All of the listing below must be repeated word for word. Pictures are the only thing to omit.

******

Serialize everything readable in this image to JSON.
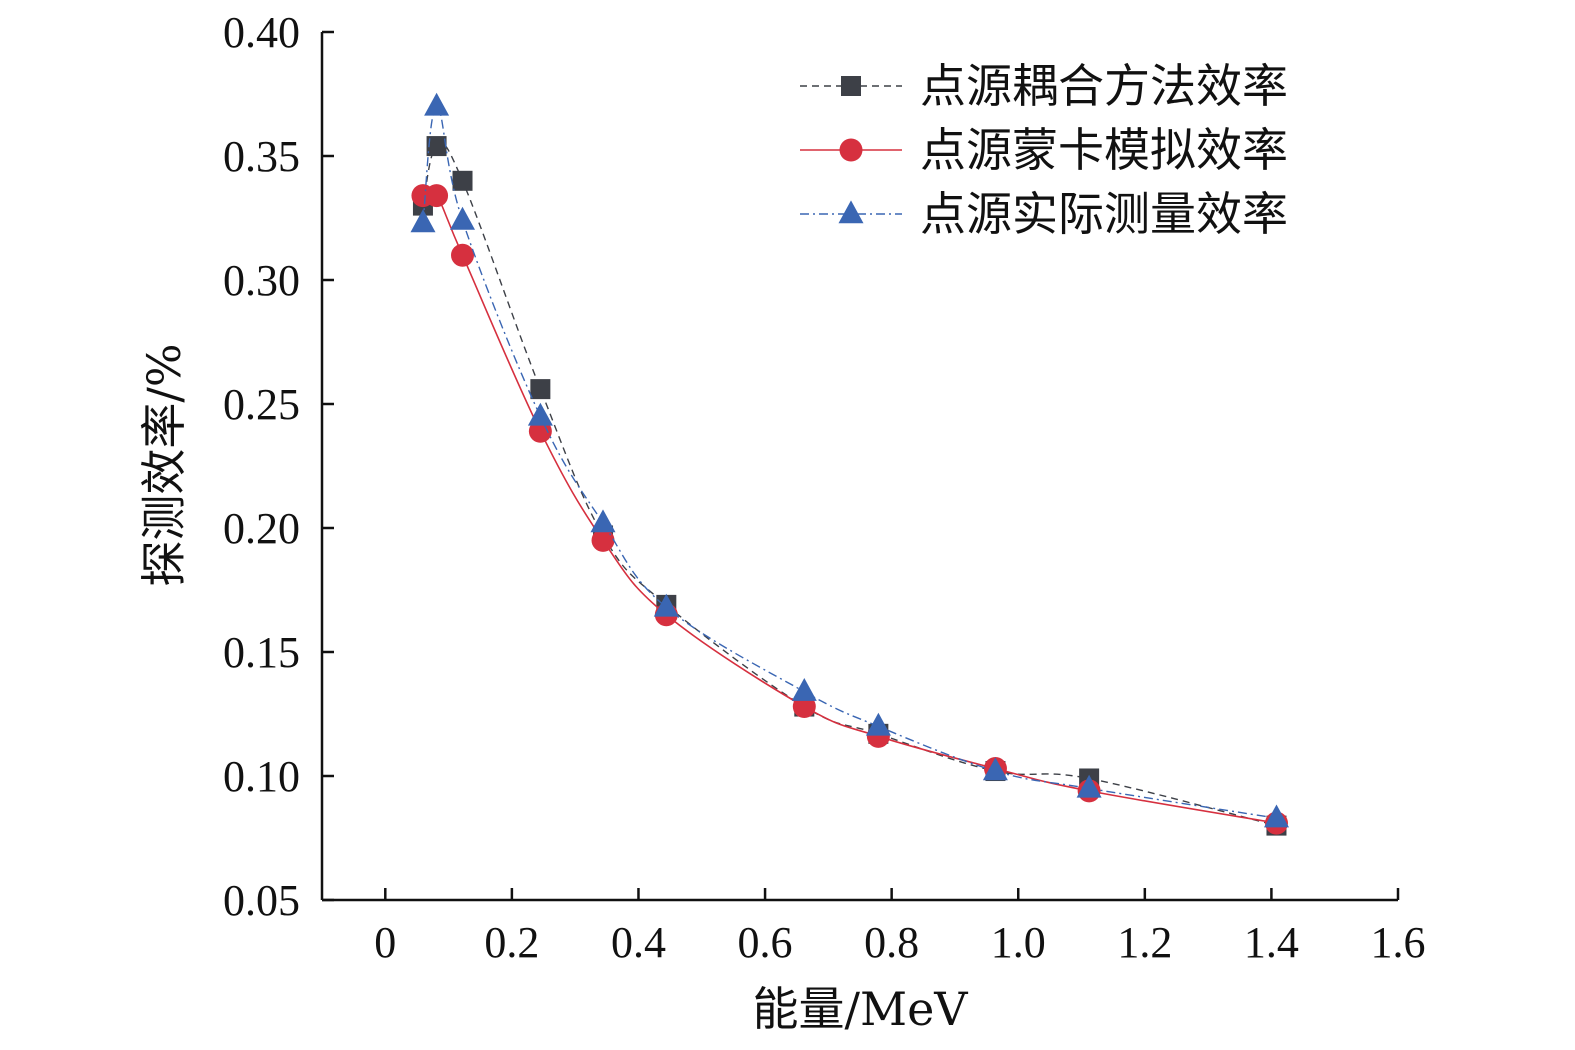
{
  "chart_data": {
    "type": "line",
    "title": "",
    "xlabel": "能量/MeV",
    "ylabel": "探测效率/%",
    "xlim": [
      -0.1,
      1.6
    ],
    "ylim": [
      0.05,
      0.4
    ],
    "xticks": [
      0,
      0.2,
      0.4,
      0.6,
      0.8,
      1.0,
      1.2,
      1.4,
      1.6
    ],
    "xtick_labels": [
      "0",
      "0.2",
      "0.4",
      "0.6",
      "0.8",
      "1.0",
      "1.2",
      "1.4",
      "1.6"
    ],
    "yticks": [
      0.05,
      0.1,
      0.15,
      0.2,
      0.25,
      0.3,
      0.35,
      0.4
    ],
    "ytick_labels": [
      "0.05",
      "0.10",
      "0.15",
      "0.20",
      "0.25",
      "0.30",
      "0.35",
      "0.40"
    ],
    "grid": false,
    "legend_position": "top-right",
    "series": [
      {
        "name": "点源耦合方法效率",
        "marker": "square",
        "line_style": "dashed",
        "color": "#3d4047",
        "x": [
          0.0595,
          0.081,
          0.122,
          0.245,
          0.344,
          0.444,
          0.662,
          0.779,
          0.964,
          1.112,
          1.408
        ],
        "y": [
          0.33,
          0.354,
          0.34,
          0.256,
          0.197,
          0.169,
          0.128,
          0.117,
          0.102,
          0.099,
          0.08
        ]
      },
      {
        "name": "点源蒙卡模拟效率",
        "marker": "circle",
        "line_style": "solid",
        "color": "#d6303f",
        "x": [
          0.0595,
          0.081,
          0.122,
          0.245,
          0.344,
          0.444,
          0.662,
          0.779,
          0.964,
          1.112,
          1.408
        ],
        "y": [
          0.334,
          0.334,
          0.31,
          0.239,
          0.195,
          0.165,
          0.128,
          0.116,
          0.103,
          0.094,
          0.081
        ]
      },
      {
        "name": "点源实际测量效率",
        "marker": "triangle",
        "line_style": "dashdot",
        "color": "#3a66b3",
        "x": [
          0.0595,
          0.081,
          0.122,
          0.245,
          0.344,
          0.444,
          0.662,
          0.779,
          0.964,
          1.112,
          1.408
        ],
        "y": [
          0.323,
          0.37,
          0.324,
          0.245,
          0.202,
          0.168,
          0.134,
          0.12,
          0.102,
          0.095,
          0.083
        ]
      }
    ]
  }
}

******

■ Task output:
Serialize everything readable in this image to JSON.
{
  "chart_data": {
    "type": "line",
    "title": "",
    "xlabel": "能量/MeV",
    "ylabel": "探测效率/%",
    "xlim": [
      -0.1,
      1.6
    ],
    "ylim": [
      0.05,
      0.4
    ],
    "xticks": [
      0,
      0.2,
      0.4,
      0.6,
      0.8,
      1.0,
      1.2,
      1.4,
      1.6
    ],
    "xtick_labels": [
      "0",
      "0.2",
      "0.4",
      "0.6",
      "0.8",
      "1.0",
      "1.2",
      "1.4",
      "1.6"
    ],
    "yticks": [
      0.05,
      0.1,
      0.15,
      0.2,
      0.25,
      0.3,
      0.35,
      0.4
    ],
    "ytick_labels": [
      "0.05",
      "0.10",
      "0.15",
      "0.20",
      "0.25",
      "0.30",
      "0.35",
      "0.40"
    ],
    "grid": false,
    "legend_position": "top-right",
    "series": [
      {
        "name": "点源耦合方法效率",
        "marker": "square",
        "line_style": "dashed",
        "color": "#3d4047",
        "x": [
          0.0595,
          0.081,
          0.122,
          0.245,
          0.344,
          0.444,
          0.662,
          0.779,
          0.964,
          1.112,
          1.408
        ],
        "y": [
          0.33,
          0.354,
          0.34,
          0.256,
          0.197,
          0.169,
          0.128,
          0.117,
          0.102,
          0.099,
          0.08
        ]
      },
      {
        "name": "点源蒙卡模拟效率",
        "marker": "circle",
        "line_style": "solid",
        "color": "#d6303f",
        "x": [
          0.0595,
          0.081,
          0.122,
          0.245,
          0.344,
          0.444,
          0.662,
          0.779,
          0.964,
          1.112,
          1.408
        ],
        "y": [
          0.334,
          0.334,
          0.31,
          0.239,
          0.195,
          0.165,
          0.128,
          0.116,
          0.103,
          0.094,
          0.081
        ]
      },
      {
        "name": "点源实际测量效率",
        "marker": "triangle",
        "line_style": "dashdot",
        "color": "#3a66b3",
        "x": [
          0.0595,
          0.081,
          0.122,
          0.245,
          0.344,
          0.444,
          0.662,
          0.779,
          0.964,
          1.112,
          1.408
        ],
        "y": [
          0.323,
          0.37,
          0.324,
          0.245,
          0.202,
          0.168,
          0.134,
          0.12,
          0.102,
          0.095,
          0.083
        ]
      }
    ]
  }
}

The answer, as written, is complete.